• **THE PROBLEM**
Each record below is to be copied word for word, with pictures removed.

• **DATASET EXCERPTS**
·····

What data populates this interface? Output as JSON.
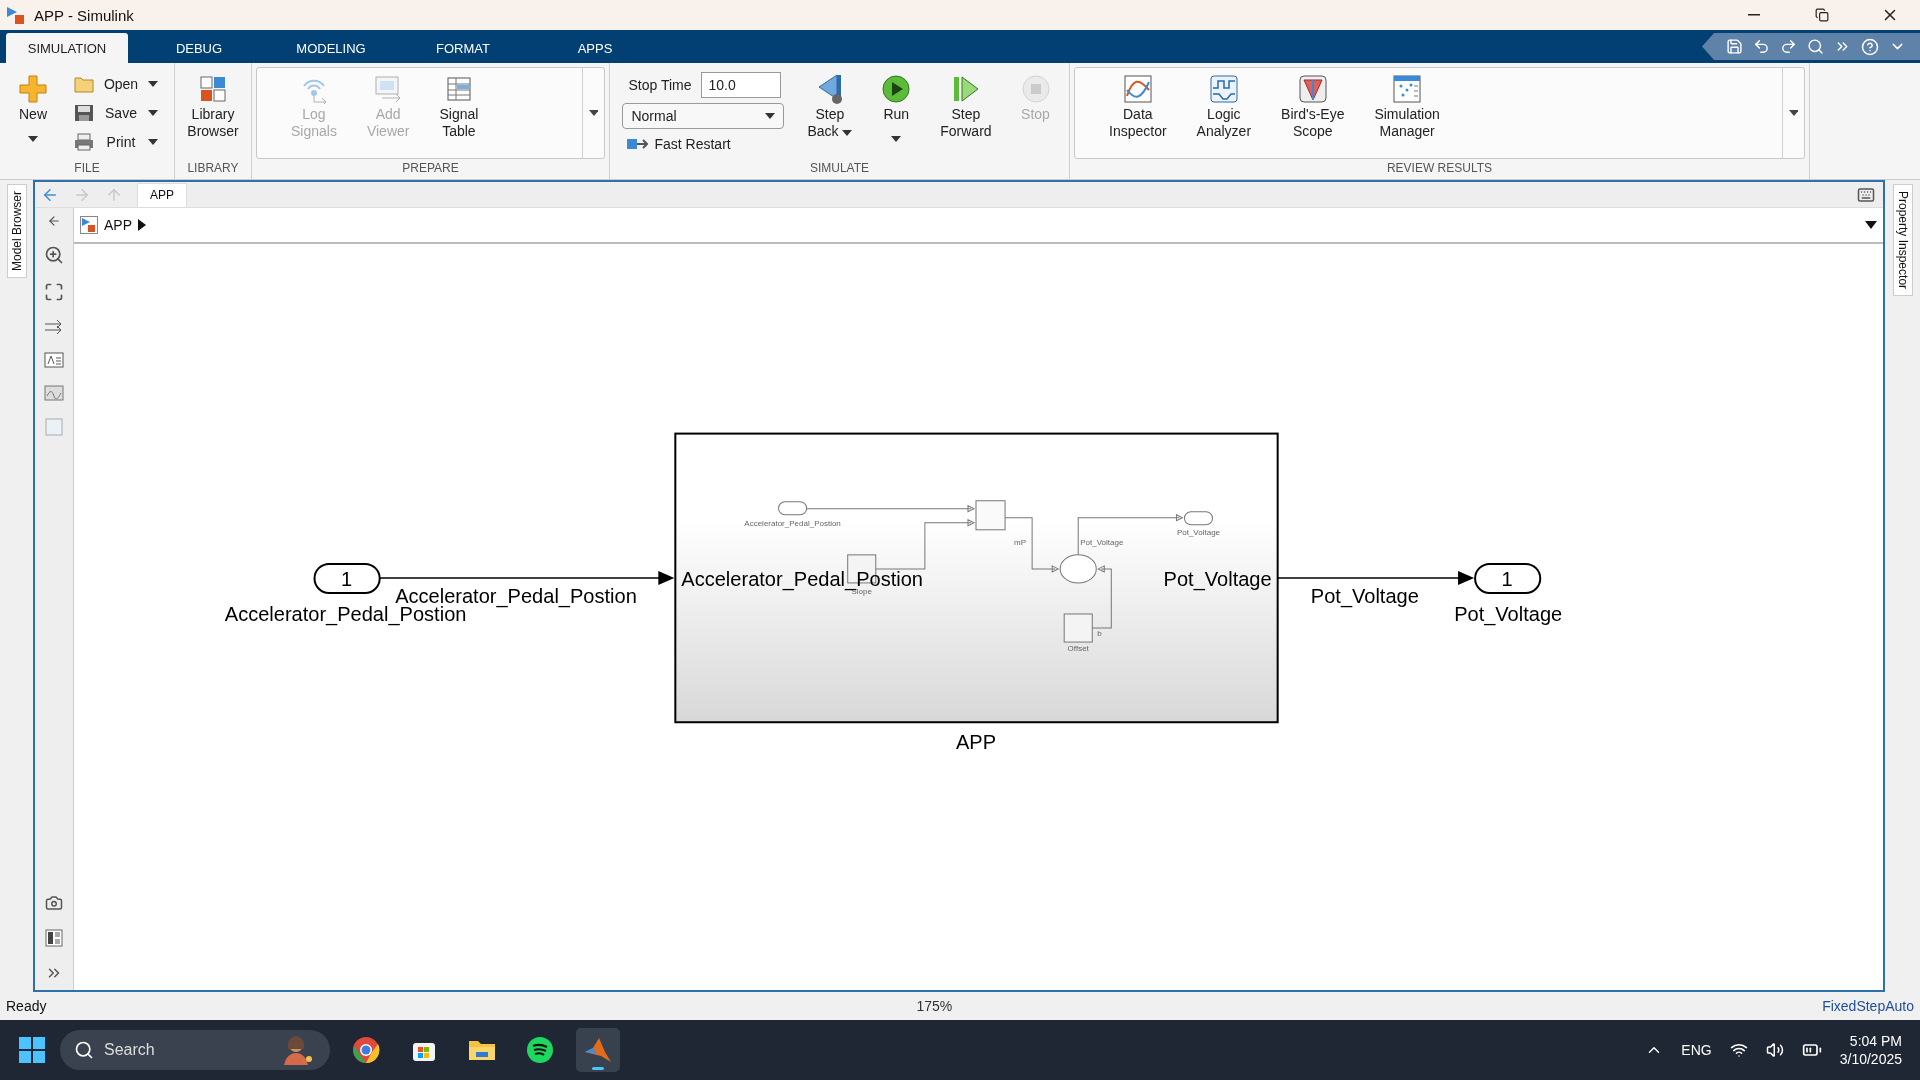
{
  "window": {
    "title": "APP - Simulink"
  },
  "ribbon_tabs": [
    {
      "label": "SIMULATION",
      "selected": true
    },
    {
      "label": "DEBUG",
      "selected": false
    },
    {
      "label": "MODELING",
      "selected": false
    },
    {
      "label": "FORMAT",
      "selected": false
    },
    {
      "label": "APPS",
      "selected": false
    }
  ],
  "ribbon_sections": [
    {
      "title": "FILE",
      "gallery": false,
      "items": [
        {
          "kind": "large",
          "label": "New",
          "dropdown": true,
          "disabled": false
        },
        {
          "kind": "small",
          "label": "Open",
          "dropdown": true,
          "disabled": false
        },
        {
          "kind": "small",
          "label": "Save",
          "dropdown": true,
          "disabled": false
        },
        {
          "kind": "small",
          "label": "Print",
          "dropdown": true,
          "disabled": false
        }
      ]
    },
    {
      "title": "LIBRARY",
      "gallery": false,
      "items": [
        {
          "kind": "large",
          "label": "Library\nBrowser",
          "dropdown": false,
          "disabled": false
        }
      ]
    },
    {
      "title": "PREPARE",
      "gallery": true,
      "items": [
        {
          "kind": "large",
          "label": "Log\nSignals",
          "dropdown": false,
          "disabled": true
        },
        {
          "kind": "large",
          "label": "Add\nViewer",
          "dropdown": false,
          "disabled": true
        },
        {
          "kind": "large",
          "label": "Signal\nTable",
          "dropdown": false,
          "disabled": false
        }
      ]
    },
    {
      "title": "SIMULATE",
      "gallery": false,
      "items": [
        {
          "kind": "field",
          "label": "Stop Time",
          "value": "10.0"
        },
        {
          "kind": "select",
          "value": "Normal"
        },
        {
          "kind": "small",
          "label": "Fast Restart",
          "dropdown": false,
          "disabled": false
        },
        {
          "kind": "large",
          "label": "Step\nBack",
          "dropdown": true,
          "disabled": false
        },
        {
          "kind": "large",
          "label": "Run",
          "dropdown": true,
          "disabled": false
        },
        {
          "kind": "large",
          "label": "Step\nForward",
          "dropdown": false,
          "disabled": false
        },
        {
          "kind": "large",
          "label": "Stop",
          "dropdown": false,
          "disabled": true
        }
      ]
    },
    {
      "title": "REVIEW RESULTS",
      "gallery": true,
      "items": [
        {
          "kind": "large",
          "label": "Data\nInspector",
          "dropdown": false,
          "disabled": false
        },
        {
          "kind": "large",
          "label": "Logic\nAnalyzer",
          "dropdown": false,
          "disabled": false
        },
        {
          "kind": "large",
          "label": "Bird's-Eye\nScope",
          "dropdown": false,
          "disabled": false
        },
        {
          "kind": "large",
          "label": "Simulation\nManager",
          "dropdown": false,
          "disabled": false
        }
      ]
    }
  ],
  "side_tabs": {
    "left": "Model Browser",
    "right": "Property Inspector"
  },
  "editor": {
    "tab": "APP",
    "breadcrumb": "APP"
  },
  "diagram": {
    "inport": {
      "number": "1",
      "name": "Accelerator_Pedal_Postion"
    },
    "input_signal": "Accelerator_Pedal_Postion",
    "subsystem": {
      "name": "APP",
      "in_port_label": "Accelerator_Pedal_Postion",
      "out_port_label": "Pot_Voltage",
      "inner": {
        "inport_name": "Accelerator_Pedal_Postion",
        "slope_name": "Slope",
        "product_signal": "mP",
        "sum_signal": "Pot_Voltage",
        "outport_name": "Pot_Voltage",
        "offset_name": "Offset",
        "offset_signal": "b"
      }
    },
    "output_signal": "Pot_Voltage",
    "outport": {
      "number": "1",
      "name": "Pot_Voltage"
    }
  },
  "status_bar": {
    "status": "Ready",
    "zoom": "175%",
    "solver": "FixedStepAuto"
  },
  "taskbar": {
    "search_placeholder": "Search",
    "language": "ENG",
    "time": "5:04 PM",
    "date": "3/10/2025"
  }
}
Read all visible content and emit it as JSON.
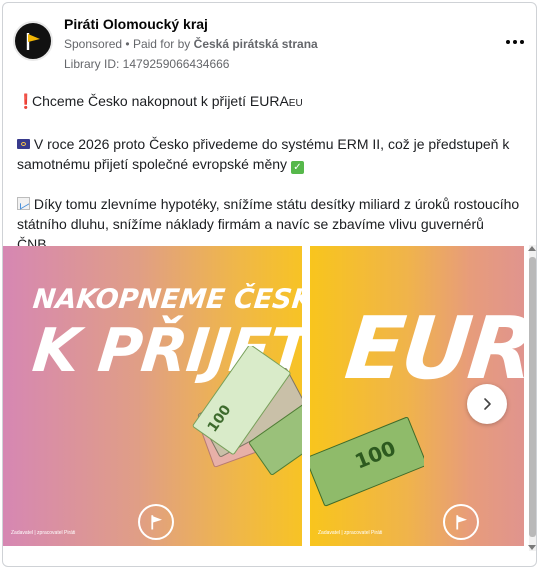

·····

• **RESULT FOR THIS EXERCISE**
What data populates this interface? Output as JSON.
{
  "window": {
    "title": "APP - Simulink"
  },
  "ribbon_tabs": [
    {
      "label": "SIMULATION",
      "selected": true
    },
    {
      "label": "DEBUG",
      "selected": false
    },
    {
      "label": "MODELING",
      "selected": false
    },
    {
      "label": "FORMAT",
      "selected": false
    },
    {
      "label": "APPS",
      "selected": false
    }
  ],
  "ribbon_sections": [
    {
      "title": "FILE",
      "gallery": false,
      "items": [
        {
          "kind": "large",
          "label": "New",
          "dropdown": true,
          "disabled": false
        },
        {
          "kind": "small",
          "label": "Open",
          "dropdown": true,
          "disabled": false
        },
        {
          "kind": "small",
          "label": "Save",
          "dropdown": true,
          "disabled": false
        },
        {
          "kind": "small",
          "label": "Print",
          "dropdown": true,
          "disabled": false
        }
      ]
    },
    {
      "title": "LIBRARY",
      "gallery": false,
      "items": [
        {
          "kind": "large",
          "label": "Library\nBrowser",
          "dropdown": false,
          "disabled": false
        }
      ]
    },
    {
      "title": "PREPARE",
      "gallery": true,
      "items": [
        {
          "kind": "large",
          "label": "Log\nSignals",
          "dropdown": false,
          "disabled": true
        },
        {
          "kind": "large",
          "label": "Add\nViewer",
          "dropdown": false,
          "disabled": true
        },
        {
          "kind": "large",
          "label": "Signal\nTable",
          "dropdown": false,
          "disabled": false
        }
      ]
    },
    {
      "title": "SIMULATE",
      "gallery": false,
      "items": [
        {
          "kind": "field",
          "label": "Stop Time",
          "value": "10.0"
        },
        {
          "kind": "select",
          "value": "Normal"
        },
        {
          "kind": "small",
          "label": "Fast Restart",
          "dropdown": false,
          "disabled": false
        },
        {
          "kind": "large",
          "label": "Step\nBack",
          "dropdown": true,
          "disabled": false
        },
        {
          "kind": "large",
          "label": "Run",
          "dropdown": true,
          "disabled": false
        },
        {
          "kind": "large",
          "label": "Step\nForward",
          "dropdown": false,
          "disabled": false
        },
        {
          "kind": "large",
          "label": "Stop",
          "dropdown": false,
          "disabled": true
        }
      ]
    },
    {
      "title": "REVIEW RESULTS",
      "gallery": true,
      "items": [
        {
          "kind": "large",
          "label": "Data\nInspector",
          "dropdown": false,
          "disabled": false
        },
        {
          "kind": "large",
          "label": "Logic\nAnalyzer",
          "dropdown": false,
          "disabled": false
        },
        {
          "kind": "large",
          "label": "Bird's-Eye\nScope",
          "dropdown": false,
          "disabled": false
        },
        {
          "kind": "large",
          "label": "Simulation\nManager",
          "dropdown": false,
          "disabled": false
        }
      ]
    }
  ],
  "side_tabs": {
    "left": "Model Browser",
    "right": "Property Inspector"
  },
  "editor": {
    "tab": "APP",
    "breadcrumb": "APP"
  },
  "diagram": {
    "inport": {
      "number": "1",
      "name": "Accelerator_Pedal_Postion"
    },
    "input_signal": "Accelerator_Pedal_Postion",
    "subsystem": {
      "name": "APP",
      "in_port_label": "Accelerator_Pedal_Postion",
      "out_port_label": "Pot_Voltage",
      "inner": {
        "inport_name": "Accelerator_Pedal_Postion",
        "slope_name": "Slope",
        "product_signal": "mP",
        "sum_signal": "Pot_Voltage",
        "outport_name": "Pot_Voltage",
        "offset_name": "Offset",
        "offset_signal": "b"
      }
    },
    "output_signal": "Pot_Voltage",
    "outport": {
      "number": "1",
      "name": "Pot_Voltage"
    }
  },
  "status_bar": {
    "status": "Ready",
    "zoom": "175%",
    "solver": "FixedStepAuto"
  },
  "taskbar": {
    "search_placeholder": "Search",
    "language": "ENG",
    "time": "5:04 PM",
    "date": "3/10/2025"
  }
}
Read all visible content and emit it as JSON.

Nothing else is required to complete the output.